- **To be done**
Restate every entry word for word.

- **Data section**

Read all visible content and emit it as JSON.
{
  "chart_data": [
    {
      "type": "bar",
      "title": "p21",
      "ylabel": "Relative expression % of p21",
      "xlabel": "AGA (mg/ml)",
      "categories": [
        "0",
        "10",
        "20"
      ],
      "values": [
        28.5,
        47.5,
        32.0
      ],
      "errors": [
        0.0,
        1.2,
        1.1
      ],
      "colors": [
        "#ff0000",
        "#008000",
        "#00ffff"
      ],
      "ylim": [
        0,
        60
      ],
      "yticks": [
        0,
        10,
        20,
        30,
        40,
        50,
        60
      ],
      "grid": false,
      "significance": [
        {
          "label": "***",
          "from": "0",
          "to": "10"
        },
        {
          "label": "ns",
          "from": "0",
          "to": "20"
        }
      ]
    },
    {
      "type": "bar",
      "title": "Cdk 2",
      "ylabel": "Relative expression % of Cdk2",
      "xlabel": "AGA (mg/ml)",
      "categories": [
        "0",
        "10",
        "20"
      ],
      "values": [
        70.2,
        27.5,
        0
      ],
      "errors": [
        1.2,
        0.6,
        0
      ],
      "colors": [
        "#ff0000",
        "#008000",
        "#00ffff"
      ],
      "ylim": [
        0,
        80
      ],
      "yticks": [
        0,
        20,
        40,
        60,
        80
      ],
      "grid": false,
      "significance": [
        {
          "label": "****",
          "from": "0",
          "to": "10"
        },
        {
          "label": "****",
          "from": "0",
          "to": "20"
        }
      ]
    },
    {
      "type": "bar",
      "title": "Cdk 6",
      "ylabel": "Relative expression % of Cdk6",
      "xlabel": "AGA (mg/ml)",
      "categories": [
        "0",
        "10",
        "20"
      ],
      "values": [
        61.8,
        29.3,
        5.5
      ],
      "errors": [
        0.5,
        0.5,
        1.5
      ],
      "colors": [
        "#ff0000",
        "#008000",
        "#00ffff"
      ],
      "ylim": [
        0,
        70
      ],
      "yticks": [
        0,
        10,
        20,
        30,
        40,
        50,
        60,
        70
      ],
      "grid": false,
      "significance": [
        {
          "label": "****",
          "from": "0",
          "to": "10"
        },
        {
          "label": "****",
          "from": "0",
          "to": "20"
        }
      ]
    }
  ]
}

- **Completed exercise**
Read all visible content and emit it as JSON.
{
  "chart_data": [
    {
      "type": "bar",
      "title": "p21",
      "ylabel": "Relative expression % of p21",
      "xlabel": "AGA (mg/ml)",
      "categories": [
        "0",
        "10",
        "20"
      ],
      "values": [
        28.5,
        47.5,
        32.0
      ],
      "errors": [
        0.0,
        1.2,
        1.1
      ],
      "colors": [
        "#ff0000",
        "#008000",
        "#00ffff"
      ],
      "ylim": [
        0,
        60
      ],
      "yticks": [
        0,
        10,
        20,
        30,
        40,
        50,
        60
      ],
      "grid": false,
      "significance": [
        {
          "label": "***",
          "from": "0",
          "to": "10"
        },
        {
          "label": "ns",
          "from": "0",
          "to": "20"
        }
      ]
    },
    {
      "type": "bar",
      "title": "Cdk 2",
      "ylabel": "Relative expression % of Cdk2",
      "xlabel": "AGA (mg/ml)",
      "categories": [
        "0",
        "10",
        "20"
      ],
      "values": [
        70.2,
        27.5,
        0
      ],
      "errors": [
        1.2,
        0.6,
        0
      ],
      "colors": [
        "#ff0000",
        "#008000",
        "#00ffff"
      ],
      "ylim": [
        0,
        80
      ],
      "yticks": [
        0,
        20,
        40,
        60,
        80
      ],
      "grid": false,
      "significance": [
        {
          "label": "****",
          "from": "0",
          "to": "10"
        },
        {
          "label": "****",
          "from": "0",
          "to": "20"
        }
      ]
    },
    {
      "type": "bar",
      "title": "Cdk 6",
      "ylabel": "Relative expression % of Cdk6",
      "xlabel": "AGA (mg/ml)",
      "categories": [
        "0",
        "10",
        "20"
      ],
      "values": [
        61.8,
        29.3,
        5.5
      ],
      "errors": [
        0.5,
        0.5,
        1.5
      ],
      "colors": [
        "#ff0000",
        "#008000",
        "#00ffff"
      ],
      "ylim": [
        0,
        70
      ],
      "yticks": [
        0,
        10,
        20,
        30,
        40,
        50,
        60,
        70
      ],
      "grid": false,
      "significance": [
        {
          "label": "****",
          "from": "0",
          "to": "10"
        },
        {
          "label": "****",
          "from": "0",
          "to": "20"
        }
      ]
    }
  ]
}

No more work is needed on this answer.